(Objective): Please convert the records below into a two-column CSV with the headers "prompt" and "reply", one row per record holding its text and its answer. Put each in a single quoted field with line breaks replaced by spaces, and leave out the pictures.

(Recorded data):
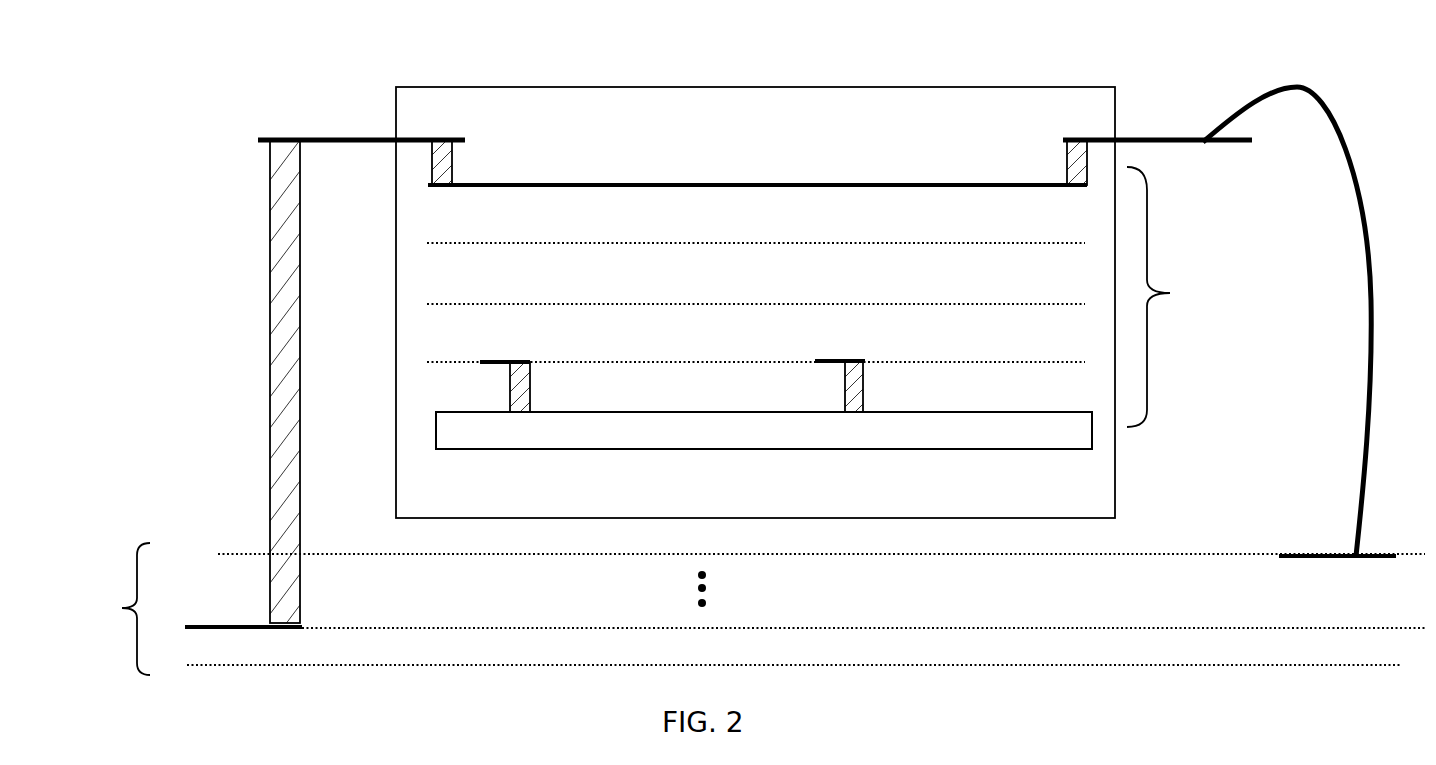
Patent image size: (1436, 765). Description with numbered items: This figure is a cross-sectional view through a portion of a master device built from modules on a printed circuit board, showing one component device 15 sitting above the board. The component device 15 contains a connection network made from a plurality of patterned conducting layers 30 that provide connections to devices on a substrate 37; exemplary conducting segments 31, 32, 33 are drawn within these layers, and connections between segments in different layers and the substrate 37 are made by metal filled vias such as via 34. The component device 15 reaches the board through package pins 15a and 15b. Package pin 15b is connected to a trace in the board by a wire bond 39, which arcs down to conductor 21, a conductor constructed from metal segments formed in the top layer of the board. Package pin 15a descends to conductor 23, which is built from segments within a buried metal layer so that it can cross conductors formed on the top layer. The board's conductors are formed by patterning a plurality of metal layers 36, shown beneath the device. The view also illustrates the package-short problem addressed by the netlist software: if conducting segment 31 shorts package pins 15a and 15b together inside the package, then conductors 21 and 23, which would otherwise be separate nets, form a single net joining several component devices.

The component device 15 is at (725, 87).
The package pin 15a is at (312, 140).
The package pin 15b is at (1180, 140).
The via 34 is at (450, 158).
The conducting segment 31 is at (672, 185).
The patterned conducting layers 30 is at (812, 297).
The conducting segment 32 is at (534, 362).
The conducting segment 33 is at (858, 361).
The substrate 37 is at (718, 437).
The wire bond 39 is at (1366, 380).
The conductor 21 is at (1378, 559).
The conductor 23 is at (197, 627).
The metal layers 36 is at (750, 609).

(Answer to this task):
prompt,reply
"Patent image size: (1436, 765). Description with numbered items: This figure is a cross-sectional view through a portion of a master device built from modules on a printed circuit board, showing one component device 15 sitting above the board. The component device 15 contains a connection network made from a plurality of patterned conducting layers 30 that provide connections to devices on a substrate 37; exemplary conducting segments 31, 32, 33 are drawn within these layers, and connections between segments in different layers and the substrate 37 are made by metal filled vias such as via 34. The component device 15 reaches the board through package pins 15a and 15b. Package pin 15b is connected to a trace in the board by a wire bond 39, which arcs down to conductor 21, a conductor constructed from metal segments formed in the top layer of the board. Package pin 15a descends to conductor 23, which is built from segments within a buried metal layer so that it can cross conductors formed on the top layer. The board's conductors are formed by patterning a plurality of metal layers 36, shown beneath the device. The view also illustrates the package-short problem addressed by the netlist software: if conducting segment 31 shorts package pins 15a and 15b together inside the package, then conductors 21 and 23, which would otherwise be separate nets, form a single net joining several component devices.","The component device 15 is at (725, 87). The package pin 15a is at (312, 140). The package pin 15b is at (1180, 140). The via 34 is at (450, 158). The conducting segment 31 is at (672, 185). The patterned conducting layers 30 is at (812, 297). The conducting segment 32 is at (534, 362). The conducting segment 33 is at (858, 361). The substrate 37 is at (718, 437). The wire bond 39 is at (1366, 380). The conductor 21 is at (1378, 559). The conductor 23 is at (197, 627). The metal layers 36 is at (750, 609)."